_Written task_. Print the data that follows exactly.

━━━━━━━━━━━━━━━━━━━━

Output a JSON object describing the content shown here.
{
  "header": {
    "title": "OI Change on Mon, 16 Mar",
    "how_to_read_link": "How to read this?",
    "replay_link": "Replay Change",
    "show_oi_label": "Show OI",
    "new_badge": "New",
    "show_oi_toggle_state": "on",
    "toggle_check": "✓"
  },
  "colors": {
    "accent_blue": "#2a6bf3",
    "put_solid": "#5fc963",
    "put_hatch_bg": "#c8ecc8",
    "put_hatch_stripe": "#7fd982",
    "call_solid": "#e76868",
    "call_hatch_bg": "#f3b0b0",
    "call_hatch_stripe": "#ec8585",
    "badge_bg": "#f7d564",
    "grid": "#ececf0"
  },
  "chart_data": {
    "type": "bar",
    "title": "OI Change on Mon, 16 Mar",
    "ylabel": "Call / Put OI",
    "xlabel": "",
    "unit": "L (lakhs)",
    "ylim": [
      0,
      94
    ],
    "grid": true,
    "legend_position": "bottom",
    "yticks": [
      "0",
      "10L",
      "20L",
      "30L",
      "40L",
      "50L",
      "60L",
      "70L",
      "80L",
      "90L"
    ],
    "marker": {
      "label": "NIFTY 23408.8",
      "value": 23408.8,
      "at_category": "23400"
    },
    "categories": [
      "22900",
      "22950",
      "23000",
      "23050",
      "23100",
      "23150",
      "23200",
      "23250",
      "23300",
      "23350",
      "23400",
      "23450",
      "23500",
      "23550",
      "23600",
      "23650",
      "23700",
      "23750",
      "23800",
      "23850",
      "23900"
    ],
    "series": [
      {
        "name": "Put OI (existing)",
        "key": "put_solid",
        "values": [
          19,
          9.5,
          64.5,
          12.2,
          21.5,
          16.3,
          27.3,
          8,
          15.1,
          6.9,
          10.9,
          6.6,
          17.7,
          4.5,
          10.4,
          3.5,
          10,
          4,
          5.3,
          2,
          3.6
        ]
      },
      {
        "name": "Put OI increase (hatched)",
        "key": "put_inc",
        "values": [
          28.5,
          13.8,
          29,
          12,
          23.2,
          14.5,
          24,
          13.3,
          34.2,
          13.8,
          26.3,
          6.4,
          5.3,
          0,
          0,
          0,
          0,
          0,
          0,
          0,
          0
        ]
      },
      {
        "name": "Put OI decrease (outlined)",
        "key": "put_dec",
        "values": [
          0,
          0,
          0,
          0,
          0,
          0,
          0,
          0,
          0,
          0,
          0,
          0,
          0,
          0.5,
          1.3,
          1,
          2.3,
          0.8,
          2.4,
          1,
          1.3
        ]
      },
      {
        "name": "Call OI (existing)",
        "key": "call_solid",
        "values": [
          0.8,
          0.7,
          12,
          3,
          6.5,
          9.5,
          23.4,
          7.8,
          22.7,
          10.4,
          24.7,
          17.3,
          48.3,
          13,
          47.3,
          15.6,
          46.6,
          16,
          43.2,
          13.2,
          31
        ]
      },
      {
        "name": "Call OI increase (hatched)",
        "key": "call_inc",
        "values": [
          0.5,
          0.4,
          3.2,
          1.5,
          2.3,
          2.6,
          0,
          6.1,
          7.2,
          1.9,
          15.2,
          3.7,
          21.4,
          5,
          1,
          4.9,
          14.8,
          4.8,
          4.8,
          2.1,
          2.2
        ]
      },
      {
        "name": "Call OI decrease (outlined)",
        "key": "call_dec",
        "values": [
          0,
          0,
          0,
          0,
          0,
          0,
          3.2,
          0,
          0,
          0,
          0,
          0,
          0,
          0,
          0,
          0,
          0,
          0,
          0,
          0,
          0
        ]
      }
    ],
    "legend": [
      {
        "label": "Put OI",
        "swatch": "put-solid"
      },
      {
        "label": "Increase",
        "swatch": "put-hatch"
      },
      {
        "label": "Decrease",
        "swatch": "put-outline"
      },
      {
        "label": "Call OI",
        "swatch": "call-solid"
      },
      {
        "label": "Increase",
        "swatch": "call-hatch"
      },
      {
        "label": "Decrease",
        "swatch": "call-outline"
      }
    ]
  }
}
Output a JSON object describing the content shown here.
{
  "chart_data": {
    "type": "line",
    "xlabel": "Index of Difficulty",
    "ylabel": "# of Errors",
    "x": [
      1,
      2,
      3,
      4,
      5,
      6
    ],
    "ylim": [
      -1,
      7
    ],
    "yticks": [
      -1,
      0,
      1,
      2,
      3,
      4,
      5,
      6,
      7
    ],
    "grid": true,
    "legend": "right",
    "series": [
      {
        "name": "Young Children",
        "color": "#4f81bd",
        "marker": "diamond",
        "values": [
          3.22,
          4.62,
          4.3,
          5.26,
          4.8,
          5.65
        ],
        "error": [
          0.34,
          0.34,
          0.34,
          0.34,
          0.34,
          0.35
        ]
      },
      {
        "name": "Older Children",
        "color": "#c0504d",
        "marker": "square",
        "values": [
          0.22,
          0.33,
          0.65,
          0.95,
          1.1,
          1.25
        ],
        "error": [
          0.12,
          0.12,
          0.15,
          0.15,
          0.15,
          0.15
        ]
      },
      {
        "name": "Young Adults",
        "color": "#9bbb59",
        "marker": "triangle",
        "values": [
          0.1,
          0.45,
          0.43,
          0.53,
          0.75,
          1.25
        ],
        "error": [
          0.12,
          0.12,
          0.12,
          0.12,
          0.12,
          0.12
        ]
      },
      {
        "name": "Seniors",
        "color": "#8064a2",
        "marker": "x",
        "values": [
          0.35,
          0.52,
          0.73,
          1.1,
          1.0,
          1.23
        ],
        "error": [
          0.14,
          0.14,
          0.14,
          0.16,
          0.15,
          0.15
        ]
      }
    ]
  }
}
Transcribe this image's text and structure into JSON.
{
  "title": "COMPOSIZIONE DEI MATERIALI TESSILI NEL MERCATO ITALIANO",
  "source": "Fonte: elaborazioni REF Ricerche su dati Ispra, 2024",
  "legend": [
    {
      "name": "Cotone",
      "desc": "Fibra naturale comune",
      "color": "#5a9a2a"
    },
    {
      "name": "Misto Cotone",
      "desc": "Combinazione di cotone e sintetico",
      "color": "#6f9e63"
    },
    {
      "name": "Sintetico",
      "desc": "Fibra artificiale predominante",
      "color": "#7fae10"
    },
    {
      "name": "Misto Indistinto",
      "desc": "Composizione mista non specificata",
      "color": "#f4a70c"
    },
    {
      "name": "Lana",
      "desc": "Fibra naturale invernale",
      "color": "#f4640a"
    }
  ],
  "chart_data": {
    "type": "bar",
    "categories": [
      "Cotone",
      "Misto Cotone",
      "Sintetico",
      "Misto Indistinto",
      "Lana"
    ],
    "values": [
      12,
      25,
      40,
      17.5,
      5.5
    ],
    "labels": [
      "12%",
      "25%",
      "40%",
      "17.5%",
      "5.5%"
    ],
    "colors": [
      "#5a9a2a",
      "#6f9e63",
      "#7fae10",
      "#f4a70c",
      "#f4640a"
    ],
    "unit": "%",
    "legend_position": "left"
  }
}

━━━━━━━━━━━━━━━━━━━━

_Full response_.
Output a JSON object describing the content shown here.
{
  "header": {
    "title": "OI Change on Mon, 16 Mar",
    "how_to_read_link": "How to read this?",
    "replay_link": "Replay Change",
    "show_oi_label": "Show OI",
    "new_badge": "New",
    "show_oi_toggle_state": "on",
    "toggle_check": "✓"
  },
  "colors": {
    "accent_blue": "#2a6bf3",
    "put_solid": "#5fc963",
    "put_hatch_bg": "#c8ecc8",
    "put_hatch_stripe": "#7fd982",
    "call_solid": "#e76868",
    "call_hatch_bg": "#f3b0b0",
    "call_hatch_stripe": "#ec8585",
    "badge_bg": "#f7d564",
    "grid": "#ececf0"
  },
  "chart_data": {
    "type": "bar",
    "title": "OI Change on Mon, 16 Mar",
    "ylabel": "Call / Put OI",
    "xlabel": "",
    "unit": "L (lakhs)",
    "ylim": [
      0,
      94
    ],
    "grid": true,
    "legend_position": "bottom",
    "yticks": [
      "0",
      "10L",
      "20L",
      "30L",
      "40L",
      "50L",
      "60L",
      "70L",
      "80L",
      "90L"
    ],
    "marker": {
      "label": "NIFTY 23408.8",
      "value": 23408.8,
      "at_category": "23400"
    },
    "categories": [
      "22900",
      "22950",
      "23000",
      "23050",
      "23100",
      "23150",
      "23200",
      "23250",
      "23300",
      "23350",
      "23400",
      "23450",
      "23500",
      "23550",
      "23600",
      "23650",
      "23700",
      "23750",
      "23800",
      "23850",
      "23900"
    ],
    "series": [
      {
        "name": "Put OI (existing)",
        "key": "put_solid",
        "values": [
          19,
          9.5,
          64.5,
          12.2,
          21.5,
          16.3,
          27.3,
          8,
          15.1,
          6.9,
          10.9,
          6.6,
          17.7,
          4.5,
          10.4,
          3.5,
          10,
          4,
          5.3,
          2,
          3.6
        ]
      },
      {
        "name": "Put OI increase (hatched)",
        "key": "put_inc",
        "values": [
          28.5,
          13.8,
          29,
          12,
          23.2,
          14.5,
          24,
          13.3,
          34.2,
          13.8,
          26.3,
          6.4,
          5.3,
          0,
          0,
          0,
          0,
          0,
          0,
          0,
          0
        ]
      },
      {
        "name": "Put OI decrease (outlined)",
        "key": "put_dec",
        "values": [
          0,
          0,
          0,
          0,
          0,
          0,
          0,
          0,
          0,
          0,
          0,
          0,
          0,
          0.5,
          1.3,
          1,
          2.3,
          0.8,
          2.4,
          1,
          1.3
        ]
      },
      {
        "name": "Call OI (existing)",
        "key": "call_solid",
        "values": [
          0.8,
          0.7,
          12,
          3,
          6.5,
          9.5,
          23.4,
          7.8,
          22.7,
          10.4,
          24.7,
          17.3,
          48.3,
          13,
          47.3,
          15.6,
          46.6,
          16,
          43.2,
          13.2,
          31
        ]
      },
      {
        "name": "Call OI increase (hatched)",
        "key": "call_inc",
        "values": [
          0.5,
          0.4,
          3.2,
          1.5,
          2.3,
          2.6,
          0,
          6.1,
          7.2,
          1.9,
          15.2,
          3.7,
          21.4,
          5,
          1,
          4.9,
          14.8,
          4.8,
          4.8,
          2.1,
          2.2
        ]
      },
      {
        "name": "Call OI decrease (outlined)",
        "key": "call_dec",
        "values": [
          0,
          0,
          0,
          0,
          0,
          0,
          3.2,
          0,
          0,
          0,
          0,
          0,
          0,
          0,
          0,
          0,
          0,
          0,
          0,
          0,
          0
        ]
      }
    ],
    "legend": [
      {
        "label": "Put OI",
        "swatch": "put-solid"
      },
      {
        "label": "Increase",
        "swatch": "put-hatch"
      },
      {
        "label": "Decrease",
        "swatch": "put-outline"
      },
      {
        "label": "Call OI",
        "swatch": "call-solid"
      },
      {
        "label": "Increase",
        "swatch": "call-hatch"
      },
      {
        "label": "Decrease",
        "swatch": "call-outline"
      }
    ]
  }
}
Output a JSON object describing the content shown here.
{
  "chart_data": {
    "type": "line",
    "xlabel": "Index of Difficulty",
    "ylabel": "# of Errors",
    "x": [
      1,
      2,
      3,
      4,
      5,
      6
    ],
    "ylim": [
      -1,
      7
    ],
    "yticks": [
      -1,
      0,
      1,
      2,
      3,
      4,
      5,
      6,
      7
    ],
    "grid": true,
    "legend": "right",
    "series": [
      {
        "name": "Young Children",
        "color": "#4f81bd",
        "marker": "diamond",
        "values": [
          3.22,
          4.62,
          4.3,
          5.26,
          4.8,
          5.65
        ],
        "error": [
          0.34,
          0.34,
          0.34,
          0.34,
          0.34,
          0.35
        ]
      },
      {
        "name": "Older Children",
        "color": "#c0504d",
        "marker": "square",
        "values": [
          0.22,
          0.33,
          0.65,
          0.95,
          1.1,
          1.25
        ],
        "error": [
          0.12,
          0.12,
          0.15,
          0.15,
          0.15,
          0.15
        ]
      },
      {
        "name": "Young Adults",
        "color": "#9bbb59",
        "marker": "triangle",
        "values": [
          0.1,
          0.45,
          0.43,
          0.53,
          0.75,
          1.25
        ],
        "error": [
          0.12,
          0.12,
          0.12,
          0.12,
          0.12,
          0.12
        ]
      },
      {
        "name": "Seniors",
        "color": "#8064a2",
        "marker": "x",
        "values": [
          0.35,
          0.52,
          0.73,
          1.1,
          1.0,
          1.23
        ],
        "error": [
          0.14,
          0.14,
          0.14,
          0.16,
          0.15,
          0.15
        ]
      }
    ]
  }
}
Transcribe this image's text and structure into JSON.
{
  "title": "COMPOSIZIONE DEI MATERIALI TESSILI NEL MERCATO ITALIANO",
  "source": "Fonte: elaborazioni REF Ricerche su dati Ispra, 2024",
  "legend": [
    {
      "name": "Cotone",
      "desc": "Fibra naturale comune",
      "color": "#5a9a2a"
    },
    {
      "name": "Misto Cotone",
      "desc": "Combinazione di cotone e sintetico",
      "color": "#6f9e63"
    },
    {
      "name": "Sintetico",
      "desc": "Fibra artificiale predominante",
      "color": "#7fae10"
    },
    {
      "name": "Misto Indistinto",
      "desc": "Composizione mista non specificata",
      "color": "#f4a70c"
    },
    {
      "name": "Lana",
      "desc": "Fibra naturale invernale",
      "color": "#f4640a"
    }
  ],
  "chart_data": {
    "type": "bar",
    "categories": [
      "Cotone",
      "Misto Cotone",
      "Sintetico",
      "Misto Indistinto",
      "Lana"
    ],
    "values": [
      12,
      25,
      40,
      17.5,
      5.5
    ],
    "labels": [
      "12%",
      "25%",
      "40%",
      "17.5%",
      "5.5%"
    ],
    "colors": [
      "#5a9a2a",
      "#6f9e63",
      "#7fae10",
      "#f4a70c",
      "#f4640a"
    ],
    "unit": "%",
    "legend_position": "left"
  }
}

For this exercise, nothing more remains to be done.